- Source document:

But no matter how good the music for a show is, there's no way it's worth watching unless the acting and writing are great, too, and Friday Night Lights doesn't fall short in this regard, either. The show is centered around a high school football team in a small Texas town, but you don't have to be a football nut to watch it; saying it's a football show is like saying The Office is a show about people who sell paper. Football is just the backdrop for the drama and the characters, so don't let the sports angle scare you off.

Letting this show get canceled after one season would not be a travesty on the level of canceling Firefly or Freaks and Geeks after less than a full season, but it would be in the same ballpark, so give it a shot if you're the tv watching sort.

I can't decide exactly what I think about The Good, The Bad & The Queen's self-titled new record. It's kind of a trippy, meditative work, a sound we've heard glimpses of in Damon Albarn's other projects, but this album sustains the tone for its entire length. I don't think there are too many mixtape-worthy tracks on here, but as an album, it's very listenable and engaging if you're in the right mood.

Whatever I might ultimately decide about the record, I've now concluded that Damon Albarn is now officially a genius. He doesn't get that title because everything he's done is genius, but he's dabbled in so many different styles over the years with so much success that he gets to be a genius because of the sheer volume of interesting music he's made, like the hall of fame pitcher who won 300 games without ever dominating the league and just stuck around for 20 years winning 15 games each season.

I'm usually prone to calling the shooting star types geniuses, even if we only get 3 or 4 interesting records out of them before they flame out, but looking back on the totality of Albarn's career, it's hard to deny that he's been engaging me with his records for a decade and a half now. Even the ones I haven't loved I've spent serious time getting to know, and really, what else can you ask from an artist other than that he give you something to think about with each new work?

- Assigned task: From the commentary above on Friday Night Lights and The Good, The Bad & The Queen, write out the words from "But no matter" up to and including "scare you off.".

- Supplied entries:
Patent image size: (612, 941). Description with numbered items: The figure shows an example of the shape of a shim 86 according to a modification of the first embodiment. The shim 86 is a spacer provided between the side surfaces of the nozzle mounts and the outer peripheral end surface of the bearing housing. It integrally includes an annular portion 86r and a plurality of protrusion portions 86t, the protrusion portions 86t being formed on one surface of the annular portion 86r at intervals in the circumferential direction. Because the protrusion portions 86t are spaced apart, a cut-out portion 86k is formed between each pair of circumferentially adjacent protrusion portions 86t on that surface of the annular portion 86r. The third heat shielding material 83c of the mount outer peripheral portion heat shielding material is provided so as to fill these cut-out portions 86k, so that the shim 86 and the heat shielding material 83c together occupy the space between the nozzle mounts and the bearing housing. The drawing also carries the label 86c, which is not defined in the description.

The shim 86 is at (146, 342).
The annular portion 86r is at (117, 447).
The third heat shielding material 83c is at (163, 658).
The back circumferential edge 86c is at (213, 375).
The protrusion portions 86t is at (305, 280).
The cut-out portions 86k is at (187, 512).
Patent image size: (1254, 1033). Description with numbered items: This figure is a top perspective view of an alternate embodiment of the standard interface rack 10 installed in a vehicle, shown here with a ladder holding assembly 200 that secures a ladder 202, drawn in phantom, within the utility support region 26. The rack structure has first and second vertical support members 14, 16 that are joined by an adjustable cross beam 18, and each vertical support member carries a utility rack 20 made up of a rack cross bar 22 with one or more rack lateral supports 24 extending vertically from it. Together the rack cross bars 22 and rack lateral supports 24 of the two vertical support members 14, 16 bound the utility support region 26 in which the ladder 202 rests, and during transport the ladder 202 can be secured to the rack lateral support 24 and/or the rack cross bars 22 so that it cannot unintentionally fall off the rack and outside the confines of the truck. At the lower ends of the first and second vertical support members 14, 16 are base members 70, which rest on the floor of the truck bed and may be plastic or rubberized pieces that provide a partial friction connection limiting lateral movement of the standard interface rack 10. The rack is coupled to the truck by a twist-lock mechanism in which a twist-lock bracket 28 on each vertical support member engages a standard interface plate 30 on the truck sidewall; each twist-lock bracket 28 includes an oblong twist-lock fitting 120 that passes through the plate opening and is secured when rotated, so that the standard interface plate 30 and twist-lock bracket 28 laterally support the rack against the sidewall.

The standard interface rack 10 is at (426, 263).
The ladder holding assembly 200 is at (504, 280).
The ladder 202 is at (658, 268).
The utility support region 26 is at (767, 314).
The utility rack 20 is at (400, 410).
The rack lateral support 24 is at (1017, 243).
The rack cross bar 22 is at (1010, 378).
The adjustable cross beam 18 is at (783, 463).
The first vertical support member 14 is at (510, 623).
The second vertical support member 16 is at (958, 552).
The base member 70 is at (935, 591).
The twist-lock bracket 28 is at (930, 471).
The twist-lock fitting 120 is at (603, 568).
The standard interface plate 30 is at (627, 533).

- Result of this task:
But no matter how good the music for a show is, there's no way it's worth watching unless the acting and writing are great, too, and Friday Night Lights doesn't fall short in this regard, either. The show is centered around a high school football team in a small Texas town, but you don't have to be a football nut to watch it; saying it's a football show is like saying The Office is a show about people who sell paper. Football is just the backdrop for the drama and the characters, so don't let the sports angle scare you off.